-- Supplied information start --
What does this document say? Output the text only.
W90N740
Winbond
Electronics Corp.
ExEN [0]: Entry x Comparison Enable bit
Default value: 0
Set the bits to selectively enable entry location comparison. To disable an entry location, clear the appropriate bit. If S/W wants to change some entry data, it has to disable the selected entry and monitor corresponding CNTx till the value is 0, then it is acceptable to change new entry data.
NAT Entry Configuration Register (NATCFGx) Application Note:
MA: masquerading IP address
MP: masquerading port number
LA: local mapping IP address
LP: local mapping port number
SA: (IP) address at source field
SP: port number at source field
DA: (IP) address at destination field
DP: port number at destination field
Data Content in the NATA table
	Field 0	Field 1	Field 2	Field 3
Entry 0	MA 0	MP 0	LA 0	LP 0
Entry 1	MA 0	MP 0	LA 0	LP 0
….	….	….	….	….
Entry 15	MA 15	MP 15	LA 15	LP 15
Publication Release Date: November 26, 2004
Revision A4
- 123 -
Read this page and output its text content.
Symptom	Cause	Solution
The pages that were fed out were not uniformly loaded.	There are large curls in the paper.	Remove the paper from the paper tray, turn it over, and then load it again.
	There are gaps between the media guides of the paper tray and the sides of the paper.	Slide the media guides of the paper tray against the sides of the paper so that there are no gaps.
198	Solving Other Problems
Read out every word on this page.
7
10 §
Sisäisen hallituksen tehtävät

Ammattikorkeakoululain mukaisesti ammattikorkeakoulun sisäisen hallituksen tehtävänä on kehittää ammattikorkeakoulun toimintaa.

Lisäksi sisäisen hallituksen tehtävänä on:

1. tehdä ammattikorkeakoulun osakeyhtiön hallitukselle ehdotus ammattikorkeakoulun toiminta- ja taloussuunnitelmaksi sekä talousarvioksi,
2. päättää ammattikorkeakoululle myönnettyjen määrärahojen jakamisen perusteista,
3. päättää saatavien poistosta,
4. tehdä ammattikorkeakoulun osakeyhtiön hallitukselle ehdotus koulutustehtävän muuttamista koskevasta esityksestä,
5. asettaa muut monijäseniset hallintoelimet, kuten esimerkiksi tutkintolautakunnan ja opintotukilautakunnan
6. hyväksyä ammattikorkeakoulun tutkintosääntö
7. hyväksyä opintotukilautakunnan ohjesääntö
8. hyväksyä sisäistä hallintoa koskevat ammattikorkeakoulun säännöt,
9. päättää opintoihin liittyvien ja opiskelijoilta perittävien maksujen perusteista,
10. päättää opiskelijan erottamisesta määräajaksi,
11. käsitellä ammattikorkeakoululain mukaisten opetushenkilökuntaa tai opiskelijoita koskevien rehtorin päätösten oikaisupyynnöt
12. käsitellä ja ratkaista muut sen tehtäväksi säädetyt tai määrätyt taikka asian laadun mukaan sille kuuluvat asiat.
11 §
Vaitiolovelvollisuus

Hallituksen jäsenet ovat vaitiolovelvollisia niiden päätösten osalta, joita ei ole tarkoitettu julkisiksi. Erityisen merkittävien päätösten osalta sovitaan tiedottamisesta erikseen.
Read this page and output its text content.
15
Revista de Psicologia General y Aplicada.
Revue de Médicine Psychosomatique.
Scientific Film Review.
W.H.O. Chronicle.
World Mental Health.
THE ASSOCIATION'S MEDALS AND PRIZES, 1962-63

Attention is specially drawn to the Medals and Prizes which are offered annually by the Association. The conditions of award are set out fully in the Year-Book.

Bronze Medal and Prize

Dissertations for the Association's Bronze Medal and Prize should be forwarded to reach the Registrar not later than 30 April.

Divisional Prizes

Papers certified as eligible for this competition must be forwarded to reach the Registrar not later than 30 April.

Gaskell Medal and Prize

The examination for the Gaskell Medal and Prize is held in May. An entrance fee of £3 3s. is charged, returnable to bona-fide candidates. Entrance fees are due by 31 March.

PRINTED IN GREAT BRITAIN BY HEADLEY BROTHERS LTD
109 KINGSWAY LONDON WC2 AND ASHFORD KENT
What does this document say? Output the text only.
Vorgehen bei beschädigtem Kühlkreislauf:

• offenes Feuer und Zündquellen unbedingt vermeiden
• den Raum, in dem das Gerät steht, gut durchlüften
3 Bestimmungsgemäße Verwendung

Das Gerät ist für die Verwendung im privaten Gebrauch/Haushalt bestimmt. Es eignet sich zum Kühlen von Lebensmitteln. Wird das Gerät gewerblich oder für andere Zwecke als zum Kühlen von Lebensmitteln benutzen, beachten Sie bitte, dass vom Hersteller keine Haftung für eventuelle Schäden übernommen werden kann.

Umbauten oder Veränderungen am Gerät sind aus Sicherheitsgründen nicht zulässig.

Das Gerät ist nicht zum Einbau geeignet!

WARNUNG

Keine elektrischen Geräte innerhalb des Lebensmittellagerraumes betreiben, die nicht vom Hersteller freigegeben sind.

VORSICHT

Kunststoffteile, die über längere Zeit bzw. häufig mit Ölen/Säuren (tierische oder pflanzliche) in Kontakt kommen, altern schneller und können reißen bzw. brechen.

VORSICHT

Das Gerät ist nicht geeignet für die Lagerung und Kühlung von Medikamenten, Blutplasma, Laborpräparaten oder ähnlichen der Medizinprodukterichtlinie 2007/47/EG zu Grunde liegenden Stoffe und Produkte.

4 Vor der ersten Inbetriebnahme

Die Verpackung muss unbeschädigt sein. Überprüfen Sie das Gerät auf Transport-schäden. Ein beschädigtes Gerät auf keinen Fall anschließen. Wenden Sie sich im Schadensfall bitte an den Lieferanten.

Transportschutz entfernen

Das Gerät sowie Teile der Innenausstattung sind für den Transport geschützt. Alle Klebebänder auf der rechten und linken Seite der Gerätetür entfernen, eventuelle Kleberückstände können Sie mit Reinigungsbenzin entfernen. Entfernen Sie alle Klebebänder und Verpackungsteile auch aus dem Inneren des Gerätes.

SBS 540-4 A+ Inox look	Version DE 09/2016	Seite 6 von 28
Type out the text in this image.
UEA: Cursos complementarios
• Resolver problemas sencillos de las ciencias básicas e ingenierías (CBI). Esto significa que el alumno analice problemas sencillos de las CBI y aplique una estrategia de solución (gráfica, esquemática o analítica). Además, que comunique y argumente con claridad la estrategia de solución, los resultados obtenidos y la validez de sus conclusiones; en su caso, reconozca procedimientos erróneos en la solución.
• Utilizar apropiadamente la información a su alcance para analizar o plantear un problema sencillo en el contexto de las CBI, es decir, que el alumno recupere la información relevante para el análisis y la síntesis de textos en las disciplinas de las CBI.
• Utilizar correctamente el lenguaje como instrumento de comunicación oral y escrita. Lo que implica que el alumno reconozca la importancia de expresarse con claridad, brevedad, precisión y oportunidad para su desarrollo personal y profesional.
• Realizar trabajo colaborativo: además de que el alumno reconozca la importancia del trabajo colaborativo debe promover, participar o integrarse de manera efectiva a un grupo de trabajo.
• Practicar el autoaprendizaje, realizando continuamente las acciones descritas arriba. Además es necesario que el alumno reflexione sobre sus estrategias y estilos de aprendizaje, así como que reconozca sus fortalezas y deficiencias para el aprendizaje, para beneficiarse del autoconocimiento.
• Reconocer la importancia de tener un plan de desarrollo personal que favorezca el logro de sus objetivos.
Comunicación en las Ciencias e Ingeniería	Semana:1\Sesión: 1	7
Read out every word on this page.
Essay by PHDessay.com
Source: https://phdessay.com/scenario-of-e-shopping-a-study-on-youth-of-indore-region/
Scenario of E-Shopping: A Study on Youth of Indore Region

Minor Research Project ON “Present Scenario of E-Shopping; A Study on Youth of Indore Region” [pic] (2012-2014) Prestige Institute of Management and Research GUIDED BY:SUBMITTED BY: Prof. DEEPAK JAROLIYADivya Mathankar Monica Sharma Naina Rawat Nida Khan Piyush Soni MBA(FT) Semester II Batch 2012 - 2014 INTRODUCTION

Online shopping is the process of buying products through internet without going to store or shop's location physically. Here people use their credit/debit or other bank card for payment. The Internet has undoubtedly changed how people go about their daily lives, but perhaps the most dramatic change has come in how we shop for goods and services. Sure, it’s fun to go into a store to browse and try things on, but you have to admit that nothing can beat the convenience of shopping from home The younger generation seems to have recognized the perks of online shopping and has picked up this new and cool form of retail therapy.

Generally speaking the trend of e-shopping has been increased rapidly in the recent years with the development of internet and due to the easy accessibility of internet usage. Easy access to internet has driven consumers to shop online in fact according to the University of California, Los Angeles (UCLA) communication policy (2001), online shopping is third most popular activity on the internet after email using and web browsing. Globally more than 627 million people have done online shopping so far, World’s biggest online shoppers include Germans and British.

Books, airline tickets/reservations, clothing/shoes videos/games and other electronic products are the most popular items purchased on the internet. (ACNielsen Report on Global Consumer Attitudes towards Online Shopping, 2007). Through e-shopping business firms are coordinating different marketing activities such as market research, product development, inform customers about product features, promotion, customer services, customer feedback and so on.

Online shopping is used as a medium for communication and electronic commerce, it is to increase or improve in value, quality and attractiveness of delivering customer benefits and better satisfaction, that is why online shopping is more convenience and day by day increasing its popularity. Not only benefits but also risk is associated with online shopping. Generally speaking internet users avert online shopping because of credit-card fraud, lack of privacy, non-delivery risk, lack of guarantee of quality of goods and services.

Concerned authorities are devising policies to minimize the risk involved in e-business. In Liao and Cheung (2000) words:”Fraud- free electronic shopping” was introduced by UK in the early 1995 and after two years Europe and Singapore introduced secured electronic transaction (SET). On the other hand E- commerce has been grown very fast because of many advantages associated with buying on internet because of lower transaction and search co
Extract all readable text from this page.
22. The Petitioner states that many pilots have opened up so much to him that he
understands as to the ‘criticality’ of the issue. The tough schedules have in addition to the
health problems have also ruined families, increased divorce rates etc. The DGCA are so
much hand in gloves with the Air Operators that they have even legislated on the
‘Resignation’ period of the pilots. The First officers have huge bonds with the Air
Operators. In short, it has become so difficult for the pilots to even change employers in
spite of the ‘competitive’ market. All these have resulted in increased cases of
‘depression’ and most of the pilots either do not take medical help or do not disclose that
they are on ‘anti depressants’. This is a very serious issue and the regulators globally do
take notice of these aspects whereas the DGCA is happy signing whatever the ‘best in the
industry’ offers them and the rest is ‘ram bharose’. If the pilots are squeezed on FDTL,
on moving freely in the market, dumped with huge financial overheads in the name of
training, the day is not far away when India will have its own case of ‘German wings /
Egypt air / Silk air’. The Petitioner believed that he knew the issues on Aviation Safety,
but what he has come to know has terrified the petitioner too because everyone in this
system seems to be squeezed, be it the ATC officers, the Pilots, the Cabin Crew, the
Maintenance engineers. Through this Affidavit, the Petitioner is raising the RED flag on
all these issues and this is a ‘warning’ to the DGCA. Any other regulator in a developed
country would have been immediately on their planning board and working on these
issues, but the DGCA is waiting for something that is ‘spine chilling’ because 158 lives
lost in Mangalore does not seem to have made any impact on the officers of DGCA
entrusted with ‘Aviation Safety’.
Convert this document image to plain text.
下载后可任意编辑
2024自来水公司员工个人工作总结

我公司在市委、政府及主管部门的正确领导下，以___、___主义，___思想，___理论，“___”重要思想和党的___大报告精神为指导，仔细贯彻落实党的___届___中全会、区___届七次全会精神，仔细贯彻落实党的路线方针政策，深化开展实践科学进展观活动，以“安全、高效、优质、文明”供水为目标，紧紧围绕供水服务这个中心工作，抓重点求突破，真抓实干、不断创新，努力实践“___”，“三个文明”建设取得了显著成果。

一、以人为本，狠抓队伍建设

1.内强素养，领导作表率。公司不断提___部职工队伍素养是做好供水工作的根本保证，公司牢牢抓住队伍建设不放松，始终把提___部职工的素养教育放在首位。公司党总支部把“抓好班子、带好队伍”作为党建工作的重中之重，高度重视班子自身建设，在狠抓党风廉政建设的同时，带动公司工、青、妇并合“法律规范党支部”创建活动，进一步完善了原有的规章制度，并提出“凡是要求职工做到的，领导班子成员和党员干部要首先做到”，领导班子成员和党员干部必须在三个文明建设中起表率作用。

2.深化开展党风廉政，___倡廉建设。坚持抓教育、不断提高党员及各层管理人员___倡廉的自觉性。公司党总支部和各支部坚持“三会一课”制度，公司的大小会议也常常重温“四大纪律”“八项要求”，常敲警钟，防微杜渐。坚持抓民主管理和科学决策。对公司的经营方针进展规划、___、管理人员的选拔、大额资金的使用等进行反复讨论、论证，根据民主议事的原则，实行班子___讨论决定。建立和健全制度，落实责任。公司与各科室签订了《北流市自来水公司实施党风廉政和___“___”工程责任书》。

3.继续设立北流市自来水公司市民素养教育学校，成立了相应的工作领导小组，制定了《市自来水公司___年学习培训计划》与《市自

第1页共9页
-- Supplied information end --
# Objective
Copy every line of the listing containing the string "käsitellä".

# The response
11. käsitellä ammattikorkeakoululain mukaisten opetushenkilökuntaa tai opiskelijoita koskevien rehtorin päätösten oikaisupyynnöt
12. käsitellä ja ratkaista muut sen tehtäväksi säädetyt tai määrätyt taikka asian laadun mukaan sille kuuluvat asiat.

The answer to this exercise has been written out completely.